Exercise inputs
'''
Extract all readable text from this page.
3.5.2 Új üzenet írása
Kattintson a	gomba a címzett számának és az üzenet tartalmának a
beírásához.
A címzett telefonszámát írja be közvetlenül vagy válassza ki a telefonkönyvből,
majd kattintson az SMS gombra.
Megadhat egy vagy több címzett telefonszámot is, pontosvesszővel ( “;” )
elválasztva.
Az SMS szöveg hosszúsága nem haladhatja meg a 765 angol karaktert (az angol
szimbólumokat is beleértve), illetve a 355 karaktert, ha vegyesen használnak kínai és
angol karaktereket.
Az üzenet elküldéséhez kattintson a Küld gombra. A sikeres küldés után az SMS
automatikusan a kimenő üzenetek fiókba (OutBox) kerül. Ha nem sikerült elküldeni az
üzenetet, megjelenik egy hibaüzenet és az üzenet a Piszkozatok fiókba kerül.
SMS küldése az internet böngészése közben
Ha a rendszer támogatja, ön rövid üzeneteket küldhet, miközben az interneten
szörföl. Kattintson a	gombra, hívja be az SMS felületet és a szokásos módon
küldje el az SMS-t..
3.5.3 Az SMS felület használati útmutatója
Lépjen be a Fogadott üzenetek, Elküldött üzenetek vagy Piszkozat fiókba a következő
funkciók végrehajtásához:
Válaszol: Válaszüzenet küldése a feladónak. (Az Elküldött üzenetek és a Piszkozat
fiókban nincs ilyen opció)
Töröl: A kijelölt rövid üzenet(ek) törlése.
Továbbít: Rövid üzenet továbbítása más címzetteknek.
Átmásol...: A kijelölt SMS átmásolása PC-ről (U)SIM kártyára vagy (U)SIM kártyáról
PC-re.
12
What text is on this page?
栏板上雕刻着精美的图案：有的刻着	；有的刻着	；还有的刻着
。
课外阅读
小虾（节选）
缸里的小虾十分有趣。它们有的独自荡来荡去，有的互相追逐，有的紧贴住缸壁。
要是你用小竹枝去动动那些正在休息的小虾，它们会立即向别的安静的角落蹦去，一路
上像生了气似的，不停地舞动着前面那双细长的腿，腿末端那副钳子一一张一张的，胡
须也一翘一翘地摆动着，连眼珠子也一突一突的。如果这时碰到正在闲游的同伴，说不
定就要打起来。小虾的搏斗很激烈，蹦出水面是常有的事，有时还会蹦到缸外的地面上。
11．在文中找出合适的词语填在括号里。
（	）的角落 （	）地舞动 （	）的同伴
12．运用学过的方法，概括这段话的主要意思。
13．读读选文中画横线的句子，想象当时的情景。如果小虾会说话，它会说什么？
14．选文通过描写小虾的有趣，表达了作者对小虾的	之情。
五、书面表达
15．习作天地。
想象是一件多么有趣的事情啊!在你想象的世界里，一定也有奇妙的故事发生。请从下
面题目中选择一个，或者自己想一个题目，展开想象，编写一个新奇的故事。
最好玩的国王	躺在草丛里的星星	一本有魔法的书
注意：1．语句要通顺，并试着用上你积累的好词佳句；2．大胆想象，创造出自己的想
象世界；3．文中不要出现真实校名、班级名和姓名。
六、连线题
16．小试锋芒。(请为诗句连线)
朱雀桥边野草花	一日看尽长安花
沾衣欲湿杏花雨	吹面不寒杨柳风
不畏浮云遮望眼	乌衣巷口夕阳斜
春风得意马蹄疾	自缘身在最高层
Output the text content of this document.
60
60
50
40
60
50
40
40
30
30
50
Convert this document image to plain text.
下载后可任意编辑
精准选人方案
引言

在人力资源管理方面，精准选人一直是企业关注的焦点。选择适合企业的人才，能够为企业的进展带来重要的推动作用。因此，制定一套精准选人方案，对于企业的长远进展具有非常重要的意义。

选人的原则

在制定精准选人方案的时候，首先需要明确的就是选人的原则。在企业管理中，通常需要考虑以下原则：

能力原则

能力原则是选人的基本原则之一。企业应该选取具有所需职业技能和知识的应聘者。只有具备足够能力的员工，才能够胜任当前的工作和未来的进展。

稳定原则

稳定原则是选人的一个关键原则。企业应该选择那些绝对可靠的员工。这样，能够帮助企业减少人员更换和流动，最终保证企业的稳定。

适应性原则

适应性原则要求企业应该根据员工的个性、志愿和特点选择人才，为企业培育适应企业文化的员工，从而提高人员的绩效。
'''
Exercise task
Identify each line in the records above containing the word "karaktert"; copy those lines.

Full response
Az SMS szöveg hosszúsága nem haladhatja meg a 765 angol karaktert (az angol
szimbólumokat is beleértve), illetve a 355 karaktert, ha vegyesen használnak kínai és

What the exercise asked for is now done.